▶ **BRIEF**
Every line that holds the string "农保B类" is to be identified and copied.

Dataset items:
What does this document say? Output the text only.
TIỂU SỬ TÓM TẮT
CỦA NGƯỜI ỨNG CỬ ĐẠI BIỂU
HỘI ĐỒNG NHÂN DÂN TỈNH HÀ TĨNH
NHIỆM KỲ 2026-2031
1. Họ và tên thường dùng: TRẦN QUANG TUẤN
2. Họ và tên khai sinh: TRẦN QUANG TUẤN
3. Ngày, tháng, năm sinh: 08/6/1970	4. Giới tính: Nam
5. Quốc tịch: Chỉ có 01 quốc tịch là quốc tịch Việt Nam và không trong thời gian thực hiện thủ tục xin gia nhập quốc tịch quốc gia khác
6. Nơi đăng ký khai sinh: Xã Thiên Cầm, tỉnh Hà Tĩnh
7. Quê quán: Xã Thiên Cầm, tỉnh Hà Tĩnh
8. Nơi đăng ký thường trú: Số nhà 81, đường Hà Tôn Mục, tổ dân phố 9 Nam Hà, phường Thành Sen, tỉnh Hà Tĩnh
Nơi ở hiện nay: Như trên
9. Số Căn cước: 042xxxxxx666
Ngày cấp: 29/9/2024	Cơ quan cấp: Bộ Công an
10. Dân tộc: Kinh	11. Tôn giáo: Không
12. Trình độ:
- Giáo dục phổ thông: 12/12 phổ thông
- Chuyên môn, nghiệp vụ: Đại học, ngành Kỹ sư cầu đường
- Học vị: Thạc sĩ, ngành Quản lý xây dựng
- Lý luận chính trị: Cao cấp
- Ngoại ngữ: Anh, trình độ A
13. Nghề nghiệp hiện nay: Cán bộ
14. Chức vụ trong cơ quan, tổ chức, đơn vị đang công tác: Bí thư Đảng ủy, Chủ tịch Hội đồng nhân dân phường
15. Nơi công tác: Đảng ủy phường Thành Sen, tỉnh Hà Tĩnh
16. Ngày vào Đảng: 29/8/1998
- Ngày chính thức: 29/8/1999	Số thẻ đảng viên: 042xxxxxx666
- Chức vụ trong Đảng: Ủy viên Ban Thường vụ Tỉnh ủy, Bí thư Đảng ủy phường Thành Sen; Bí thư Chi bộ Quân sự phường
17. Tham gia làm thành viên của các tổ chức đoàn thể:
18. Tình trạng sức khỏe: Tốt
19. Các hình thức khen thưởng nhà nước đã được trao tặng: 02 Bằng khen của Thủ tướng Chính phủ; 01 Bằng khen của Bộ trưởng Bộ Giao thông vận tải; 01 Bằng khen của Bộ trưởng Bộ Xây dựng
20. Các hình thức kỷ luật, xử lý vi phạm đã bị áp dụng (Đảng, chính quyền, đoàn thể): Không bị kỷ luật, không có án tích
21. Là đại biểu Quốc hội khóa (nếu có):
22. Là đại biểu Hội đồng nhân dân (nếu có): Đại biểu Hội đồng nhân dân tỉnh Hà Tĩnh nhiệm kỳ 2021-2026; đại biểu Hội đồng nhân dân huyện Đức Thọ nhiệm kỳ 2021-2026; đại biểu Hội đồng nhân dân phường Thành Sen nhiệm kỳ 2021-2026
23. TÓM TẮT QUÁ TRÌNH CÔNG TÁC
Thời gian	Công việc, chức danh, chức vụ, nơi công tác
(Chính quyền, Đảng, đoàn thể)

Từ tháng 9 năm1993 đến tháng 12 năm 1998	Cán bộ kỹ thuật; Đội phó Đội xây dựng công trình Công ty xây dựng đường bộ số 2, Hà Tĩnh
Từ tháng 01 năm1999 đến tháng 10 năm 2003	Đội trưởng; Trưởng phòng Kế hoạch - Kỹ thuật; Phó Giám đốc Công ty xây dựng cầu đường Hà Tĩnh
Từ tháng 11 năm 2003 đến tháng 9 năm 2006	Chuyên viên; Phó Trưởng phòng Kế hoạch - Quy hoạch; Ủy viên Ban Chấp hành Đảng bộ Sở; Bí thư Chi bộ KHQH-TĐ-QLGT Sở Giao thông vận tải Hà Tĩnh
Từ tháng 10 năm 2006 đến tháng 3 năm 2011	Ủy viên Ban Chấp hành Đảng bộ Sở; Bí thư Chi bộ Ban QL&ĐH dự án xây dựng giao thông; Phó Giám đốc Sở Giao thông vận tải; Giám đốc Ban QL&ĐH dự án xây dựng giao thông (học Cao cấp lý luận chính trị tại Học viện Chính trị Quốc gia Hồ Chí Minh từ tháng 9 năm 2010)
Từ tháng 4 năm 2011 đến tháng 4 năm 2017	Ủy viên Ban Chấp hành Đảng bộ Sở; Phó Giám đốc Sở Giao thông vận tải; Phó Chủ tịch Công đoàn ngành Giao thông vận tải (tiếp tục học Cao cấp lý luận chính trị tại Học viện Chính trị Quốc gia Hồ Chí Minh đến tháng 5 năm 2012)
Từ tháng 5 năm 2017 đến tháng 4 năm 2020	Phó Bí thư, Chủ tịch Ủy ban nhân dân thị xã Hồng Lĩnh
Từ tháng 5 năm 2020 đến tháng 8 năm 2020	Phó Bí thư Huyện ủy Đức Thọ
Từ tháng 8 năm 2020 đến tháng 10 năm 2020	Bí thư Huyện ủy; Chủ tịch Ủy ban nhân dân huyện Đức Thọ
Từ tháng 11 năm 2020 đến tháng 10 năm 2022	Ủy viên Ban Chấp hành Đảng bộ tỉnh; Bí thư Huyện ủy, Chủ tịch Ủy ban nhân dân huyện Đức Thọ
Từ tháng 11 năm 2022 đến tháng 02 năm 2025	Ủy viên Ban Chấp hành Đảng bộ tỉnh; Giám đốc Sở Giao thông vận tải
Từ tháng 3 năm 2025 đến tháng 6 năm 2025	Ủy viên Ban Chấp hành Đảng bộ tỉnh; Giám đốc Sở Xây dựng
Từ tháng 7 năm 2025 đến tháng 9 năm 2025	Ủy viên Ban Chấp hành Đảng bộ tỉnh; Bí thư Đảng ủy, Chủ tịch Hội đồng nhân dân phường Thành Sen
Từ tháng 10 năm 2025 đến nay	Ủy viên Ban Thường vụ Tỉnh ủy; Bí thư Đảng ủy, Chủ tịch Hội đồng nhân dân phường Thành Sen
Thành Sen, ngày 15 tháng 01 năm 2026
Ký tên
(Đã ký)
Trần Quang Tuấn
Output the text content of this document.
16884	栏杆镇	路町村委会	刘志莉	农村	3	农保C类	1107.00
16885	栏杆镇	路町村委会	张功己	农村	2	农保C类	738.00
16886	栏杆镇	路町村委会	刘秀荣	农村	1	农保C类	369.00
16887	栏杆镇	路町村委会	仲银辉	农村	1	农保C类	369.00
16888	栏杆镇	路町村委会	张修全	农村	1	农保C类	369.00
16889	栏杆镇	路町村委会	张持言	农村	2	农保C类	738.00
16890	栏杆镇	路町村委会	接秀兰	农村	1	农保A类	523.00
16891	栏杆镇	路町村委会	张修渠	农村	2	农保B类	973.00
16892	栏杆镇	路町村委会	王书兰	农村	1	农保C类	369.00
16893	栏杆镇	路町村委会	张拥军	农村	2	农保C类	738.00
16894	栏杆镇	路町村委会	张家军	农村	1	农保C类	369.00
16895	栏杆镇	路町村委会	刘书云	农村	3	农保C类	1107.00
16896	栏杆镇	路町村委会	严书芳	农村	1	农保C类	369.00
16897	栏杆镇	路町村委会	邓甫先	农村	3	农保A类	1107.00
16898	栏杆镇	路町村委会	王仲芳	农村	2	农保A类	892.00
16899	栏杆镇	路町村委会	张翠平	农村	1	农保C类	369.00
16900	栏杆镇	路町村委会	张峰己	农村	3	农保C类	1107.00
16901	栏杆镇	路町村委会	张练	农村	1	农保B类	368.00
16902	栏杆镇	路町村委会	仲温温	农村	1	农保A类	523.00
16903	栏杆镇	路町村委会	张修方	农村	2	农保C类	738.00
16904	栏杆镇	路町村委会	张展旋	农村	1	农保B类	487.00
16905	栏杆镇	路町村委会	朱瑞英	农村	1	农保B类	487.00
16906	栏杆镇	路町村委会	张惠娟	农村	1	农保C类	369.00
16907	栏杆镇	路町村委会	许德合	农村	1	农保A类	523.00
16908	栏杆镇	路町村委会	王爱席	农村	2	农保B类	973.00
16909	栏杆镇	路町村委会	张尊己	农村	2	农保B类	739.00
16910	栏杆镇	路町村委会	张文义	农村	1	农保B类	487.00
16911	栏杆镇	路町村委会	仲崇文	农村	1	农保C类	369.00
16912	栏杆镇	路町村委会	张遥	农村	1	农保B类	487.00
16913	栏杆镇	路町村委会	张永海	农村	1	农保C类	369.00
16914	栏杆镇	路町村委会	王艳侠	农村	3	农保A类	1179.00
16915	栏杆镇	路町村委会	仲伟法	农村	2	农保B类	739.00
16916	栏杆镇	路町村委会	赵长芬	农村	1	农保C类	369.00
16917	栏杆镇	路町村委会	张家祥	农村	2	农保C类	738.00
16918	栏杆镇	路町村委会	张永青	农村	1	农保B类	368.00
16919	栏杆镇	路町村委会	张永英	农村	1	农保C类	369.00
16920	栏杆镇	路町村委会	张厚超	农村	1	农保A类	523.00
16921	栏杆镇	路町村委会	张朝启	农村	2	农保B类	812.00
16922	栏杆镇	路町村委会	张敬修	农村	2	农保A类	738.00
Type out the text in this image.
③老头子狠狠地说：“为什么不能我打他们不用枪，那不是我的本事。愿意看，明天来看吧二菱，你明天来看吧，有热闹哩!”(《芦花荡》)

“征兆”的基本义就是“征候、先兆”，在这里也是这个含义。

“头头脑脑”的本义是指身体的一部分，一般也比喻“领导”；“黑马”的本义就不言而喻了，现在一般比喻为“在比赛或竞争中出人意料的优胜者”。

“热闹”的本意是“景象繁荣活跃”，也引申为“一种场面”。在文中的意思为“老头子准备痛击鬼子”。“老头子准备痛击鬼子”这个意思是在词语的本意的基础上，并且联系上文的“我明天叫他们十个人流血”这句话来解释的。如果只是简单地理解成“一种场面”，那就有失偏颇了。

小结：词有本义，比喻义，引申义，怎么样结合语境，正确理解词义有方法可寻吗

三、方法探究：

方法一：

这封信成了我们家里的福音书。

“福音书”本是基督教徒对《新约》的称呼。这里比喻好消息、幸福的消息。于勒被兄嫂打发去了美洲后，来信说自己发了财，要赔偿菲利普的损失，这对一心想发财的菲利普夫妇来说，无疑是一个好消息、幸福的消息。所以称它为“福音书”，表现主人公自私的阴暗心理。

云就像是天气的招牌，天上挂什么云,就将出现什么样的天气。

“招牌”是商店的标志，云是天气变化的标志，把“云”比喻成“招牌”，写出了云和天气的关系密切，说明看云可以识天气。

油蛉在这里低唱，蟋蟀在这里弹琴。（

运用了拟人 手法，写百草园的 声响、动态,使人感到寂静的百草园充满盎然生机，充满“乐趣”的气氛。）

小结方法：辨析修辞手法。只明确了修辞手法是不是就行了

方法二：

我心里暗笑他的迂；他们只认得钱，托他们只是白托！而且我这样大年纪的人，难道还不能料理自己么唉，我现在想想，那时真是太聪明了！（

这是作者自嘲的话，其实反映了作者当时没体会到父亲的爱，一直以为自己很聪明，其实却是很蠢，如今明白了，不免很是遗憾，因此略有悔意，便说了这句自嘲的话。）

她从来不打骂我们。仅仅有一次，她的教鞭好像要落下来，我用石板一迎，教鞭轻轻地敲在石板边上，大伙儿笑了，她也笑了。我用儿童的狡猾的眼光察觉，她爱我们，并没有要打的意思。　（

▶ **RESPONSE TO THIS TASK**
16891	栏杆镇	路町村委会	张修渠	农村	2	农保B类	973.00
16901	栏杆镇	路町村委会	张练	农村	1	农保B类	368.00
16904	栏杆镇	路町村委会	张展旋	农村	1	农保B类	487.00
16905	栏杆镇	路町村委会	朱瑞英	农村	1	农保B类	487.00
16908	栏杆镇	路町村委会	王爱席	农村	2	农保B类	973.00
16909	栏杆镇	路町村委会	张尊己	农村	2	农保B类	739.00
16910	栏杆镇	路町村委会	张文义	农村	1	农保B类	487.00
16912	栏杆镇	路町村委会	张遥	农村	1	农保B类	487.00
16915	栏杆镇	路町村委会	仲伟法	农村	2	农保B类	739.00
16918	栏杆镇	路町村委会	张永青	农村	1	农保B类	368.00
16921	栏杆镇	路町村委会	张朝启	农村	2	农保B类	812.00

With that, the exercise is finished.